## Document section
Comparison of anticancer efficacy between AAL and Con A

Pancreatic cancer cell line PANC-1 was cultured in a basal medium consisting of DMEM (89% (v/v)), penicillin–streptomycin solution (1% (v/v)), and FBS (10% (v/v)). When the confluency reached approximately 80%, PANC-1 cells were trypsinized, seeded at 100,000 cells/well on 24-well cell culture plates, and incubated at 37 °C, 5% CO2, and 95% humidity for 24 h. After 24 h, the old media was discarded and changed to fresh media containing 100 μg/mL of Con A or 100 μg/mL of AAL and incubated for 12 h. To compare the caspase-3 inducing ability between AAL and Con A, we performed a Caspase-3 assay according to the manufacturer’s suggestion. In addition, to analyze the level of caspase-mediated apoptosis, a TUNEL assay was carried out according to the manufacturer’s protocol.

## Exercise data
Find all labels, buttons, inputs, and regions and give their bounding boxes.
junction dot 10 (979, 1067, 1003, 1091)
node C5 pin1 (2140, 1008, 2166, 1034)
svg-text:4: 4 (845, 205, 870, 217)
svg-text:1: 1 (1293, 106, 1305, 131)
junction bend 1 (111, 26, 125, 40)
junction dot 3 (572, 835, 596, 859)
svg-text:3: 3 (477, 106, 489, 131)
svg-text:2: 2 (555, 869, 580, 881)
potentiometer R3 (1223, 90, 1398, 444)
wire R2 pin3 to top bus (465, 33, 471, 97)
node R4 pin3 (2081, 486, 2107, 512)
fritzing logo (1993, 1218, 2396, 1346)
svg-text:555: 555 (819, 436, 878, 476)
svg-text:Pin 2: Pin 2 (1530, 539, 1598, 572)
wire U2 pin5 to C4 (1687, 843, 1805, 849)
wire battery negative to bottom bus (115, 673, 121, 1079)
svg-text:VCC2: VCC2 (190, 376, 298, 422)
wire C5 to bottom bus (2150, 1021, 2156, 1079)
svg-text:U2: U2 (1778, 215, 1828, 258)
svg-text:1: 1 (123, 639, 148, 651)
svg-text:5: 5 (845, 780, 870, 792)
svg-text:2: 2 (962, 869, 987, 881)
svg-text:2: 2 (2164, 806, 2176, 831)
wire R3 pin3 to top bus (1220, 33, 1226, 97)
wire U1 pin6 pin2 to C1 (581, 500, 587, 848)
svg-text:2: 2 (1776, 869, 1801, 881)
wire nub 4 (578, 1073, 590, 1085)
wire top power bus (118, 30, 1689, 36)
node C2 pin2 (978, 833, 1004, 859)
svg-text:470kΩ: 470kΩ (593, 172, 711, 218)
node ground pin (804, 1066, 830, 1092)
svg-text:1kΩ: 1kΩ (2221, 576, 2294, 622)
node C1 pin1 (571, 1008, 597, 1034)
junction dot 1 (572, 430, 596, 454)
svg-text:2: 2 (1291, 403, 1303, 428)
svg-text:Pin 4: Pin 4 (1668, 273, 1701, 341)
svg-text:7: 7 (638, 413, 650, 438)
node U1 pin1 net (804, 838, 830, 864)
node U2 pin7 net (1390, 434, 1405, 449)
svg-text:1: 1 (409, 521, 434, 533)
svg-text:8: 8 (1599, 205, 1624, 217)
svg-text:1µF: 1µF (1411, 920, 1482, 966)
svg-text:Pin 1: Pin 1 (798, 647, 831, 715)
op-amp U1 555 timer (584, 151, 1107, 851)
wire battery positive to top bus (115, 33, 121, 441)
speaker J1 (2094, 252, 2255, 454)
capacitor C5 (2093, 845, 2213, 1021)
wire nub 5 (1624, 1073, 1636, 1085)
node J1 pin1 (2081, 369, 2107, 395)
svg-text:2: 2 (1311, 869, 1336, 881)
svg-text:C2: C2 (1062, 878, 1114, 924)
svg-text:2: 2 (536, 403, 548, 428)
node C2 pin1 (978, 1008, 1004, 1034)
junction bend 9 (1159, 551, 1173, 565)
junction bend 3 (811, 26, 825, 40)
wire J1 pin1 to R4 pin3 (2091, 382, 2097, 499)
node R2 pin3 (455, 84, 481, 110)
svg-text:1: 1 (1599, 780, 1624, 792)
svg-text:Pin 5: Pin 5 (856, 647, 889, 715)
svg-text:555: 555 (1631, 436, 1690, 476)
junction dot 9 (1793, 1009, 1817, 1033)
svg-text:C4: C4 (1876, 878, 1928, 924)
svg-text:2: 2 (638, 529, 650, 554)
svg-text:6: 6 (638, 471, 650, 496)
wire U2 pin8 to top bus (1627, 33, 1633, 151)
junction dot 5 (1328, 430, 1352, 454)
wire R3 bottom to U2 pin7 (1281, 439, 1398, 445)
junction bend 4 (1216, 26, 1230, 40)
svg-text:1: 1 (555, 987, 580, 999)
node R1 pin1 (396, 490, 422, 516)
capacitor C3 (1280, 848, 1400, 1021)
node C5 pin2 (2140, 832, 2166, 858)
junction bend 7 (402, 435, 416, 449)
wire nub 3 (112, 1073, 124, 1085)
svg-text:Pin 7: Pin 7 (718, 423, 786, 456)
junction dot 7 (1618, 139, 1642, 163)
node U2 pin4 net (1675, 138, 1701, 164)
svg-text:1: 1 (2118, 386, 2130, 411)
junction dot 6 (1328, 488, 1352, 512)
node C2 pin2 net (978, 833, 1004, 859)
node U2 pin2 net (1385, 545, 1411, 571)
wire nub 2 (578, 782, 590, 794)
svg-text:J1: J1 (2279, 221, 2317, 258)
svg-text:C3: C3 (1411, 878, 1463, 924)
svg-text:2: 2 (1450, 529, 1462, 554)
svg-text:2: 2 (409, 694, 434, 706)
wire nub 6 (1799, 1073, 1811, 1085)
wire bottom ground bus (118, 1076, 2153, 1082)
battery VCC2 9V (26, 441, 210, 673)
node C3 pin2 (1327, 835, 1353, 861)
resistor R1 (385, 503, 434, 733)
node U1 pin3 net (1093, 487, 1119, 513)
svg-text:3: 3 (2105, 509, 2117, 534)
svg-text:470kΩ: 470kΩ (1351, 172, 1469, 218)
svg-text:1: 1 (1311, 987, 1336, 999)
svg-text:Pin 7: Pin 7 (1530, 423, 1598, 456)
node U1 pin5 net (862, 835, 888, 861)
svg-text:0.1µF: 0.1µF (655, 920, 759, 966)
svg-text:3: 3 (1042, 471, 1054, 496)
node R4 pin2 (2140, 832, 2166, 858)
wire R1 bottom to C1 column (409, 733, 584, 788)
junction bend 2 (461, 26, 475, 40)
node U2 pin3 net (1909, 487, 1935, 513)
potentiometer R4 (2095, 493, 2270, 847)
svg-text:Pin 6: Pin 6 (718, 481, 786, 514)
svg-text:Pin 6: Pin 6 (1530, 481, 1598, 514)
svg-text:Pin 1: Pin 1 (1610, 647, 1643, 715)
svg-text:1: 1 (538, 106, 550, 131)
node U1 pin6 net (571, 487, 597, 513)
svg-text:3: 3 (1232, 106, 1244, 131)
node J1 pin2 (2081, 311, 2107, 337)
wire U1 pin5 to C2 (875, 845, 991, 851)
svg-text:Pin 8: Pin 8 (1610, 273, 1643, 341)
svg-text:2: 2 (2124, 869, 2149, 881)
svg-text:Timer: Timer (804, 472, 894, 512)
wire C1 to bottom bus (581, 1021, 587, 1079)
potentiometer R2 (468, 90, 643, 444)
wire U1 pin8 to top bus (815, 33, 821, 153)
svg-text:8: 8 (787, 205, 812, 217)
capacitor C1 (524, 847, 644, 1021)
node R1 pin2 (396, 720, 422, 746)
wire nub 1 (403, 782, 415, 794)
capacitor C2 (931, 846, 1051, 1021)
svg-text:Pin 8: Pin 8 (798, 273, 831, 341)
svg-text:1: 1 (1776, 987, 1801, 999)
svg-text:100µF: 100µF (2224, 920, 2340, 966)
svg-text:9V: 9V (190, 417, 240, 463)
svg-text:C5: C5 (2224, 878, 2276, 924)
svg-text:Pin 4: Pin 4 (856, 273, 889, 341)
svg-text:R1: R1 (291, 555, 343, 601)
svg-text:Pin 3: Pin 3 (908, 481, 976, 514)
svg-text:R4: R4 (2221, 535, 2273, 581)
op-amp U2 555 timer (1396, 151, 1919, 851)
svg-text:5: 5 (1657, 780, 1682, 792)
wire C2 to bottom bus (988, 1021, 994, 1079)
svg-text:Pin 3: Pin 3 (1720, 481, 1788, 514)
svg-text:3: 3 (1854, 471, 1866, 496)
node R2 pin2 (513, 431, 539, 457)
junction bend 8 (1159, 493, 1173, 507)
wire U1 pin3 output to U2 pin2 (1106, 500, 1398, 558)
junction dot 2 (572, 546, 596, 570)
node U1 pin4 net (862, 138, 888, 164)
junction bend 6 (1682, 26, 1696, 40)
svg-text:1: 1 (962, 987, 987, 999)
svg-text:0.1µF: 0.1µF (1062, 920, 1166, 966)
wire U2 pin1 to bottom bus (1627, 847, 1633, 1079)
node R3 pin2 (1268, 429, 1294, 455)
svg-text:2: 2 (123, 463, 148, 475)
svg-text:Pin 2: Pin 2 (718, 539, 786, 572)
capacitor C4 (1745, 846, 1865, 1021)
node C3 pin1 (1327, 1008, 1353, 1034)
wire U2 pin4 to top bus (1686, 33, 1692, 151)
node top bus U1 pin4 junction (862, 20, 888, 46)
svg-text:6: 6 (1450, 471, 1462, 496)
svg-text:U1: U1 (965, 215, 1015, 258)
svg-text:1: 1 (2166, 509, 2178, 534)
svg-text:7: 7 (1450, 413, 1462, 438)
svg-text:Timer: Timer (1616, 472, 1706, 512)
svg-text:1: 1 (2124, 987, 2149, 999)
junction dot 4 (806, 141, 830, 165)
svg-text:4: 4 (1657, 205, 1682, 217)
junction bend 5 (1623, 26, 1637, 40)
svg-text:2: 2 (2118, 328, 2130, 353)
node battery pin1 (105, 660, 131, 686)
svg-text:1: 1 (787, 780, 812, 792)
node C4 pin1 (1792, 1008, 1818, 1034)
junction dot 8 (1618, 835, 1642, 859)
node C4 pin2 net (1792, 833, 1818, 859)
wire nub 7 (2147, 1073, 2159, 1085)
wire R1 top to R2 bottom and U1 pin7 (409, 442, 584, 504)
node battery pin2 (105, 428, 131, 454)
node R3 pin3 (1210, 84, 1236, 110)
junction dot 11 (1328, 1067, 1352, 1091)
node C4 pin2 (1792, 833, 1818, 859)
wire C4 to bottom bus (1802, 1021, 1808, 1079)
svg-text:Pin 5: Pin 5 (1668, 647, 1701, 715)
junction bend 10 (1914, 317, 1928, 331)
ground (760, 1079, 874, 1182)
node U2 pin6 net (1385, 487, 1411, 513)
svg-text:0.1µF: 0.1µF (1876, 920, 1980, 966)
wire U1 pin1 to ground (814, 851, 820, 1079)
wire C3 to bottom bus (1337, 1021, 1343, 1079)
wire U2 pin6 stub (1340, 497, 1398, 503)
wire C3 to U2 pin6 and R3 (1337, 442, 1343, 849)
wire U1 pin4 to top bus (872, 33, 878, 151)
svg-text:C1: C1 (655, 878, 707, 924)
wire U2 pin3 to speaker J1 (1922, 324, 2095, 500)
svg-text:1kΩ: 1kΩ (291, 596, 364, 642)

## Your instructions
Continue the document section on comparing the anticancer efficacy of AAL and Con A, starting after its last sentence.

## Result of this task
Pancreatic cancer-specific anticancer effects of AAL

PANC-1 cells were cultured as mentioned above and normal human pancreatic ductal epithelial cells H6C7 (Korean Cell Line Bank, Seoul, Republic of Korea, passage number 7) were cultured in keratinocyte-SFM (serum-free medium) with supplements. Each cell line was seeded at 10,000 cells/well on 96-well cell culture plates, and incubated at 37 °C, 5% CO2, and 95% humidity for 24 h. After 24 h, to analyze the pancreatic cancer-specific anticancer efficacy by the concentration of AAL, the old media was replaced with a medium containing 0–100 μg/mL of AAL and incubated for 24 h. After 24 h of incubation, cell viability was determined by WST-1 assay. WST-1 reagent was prepared by mixing EZ-Cytox with basal media at a 1:10 (v/v) ratio, treated to each well, and incubated for 3 h. Subsequently, optical density was measured at 440 nm by a microplate spectrophotometry.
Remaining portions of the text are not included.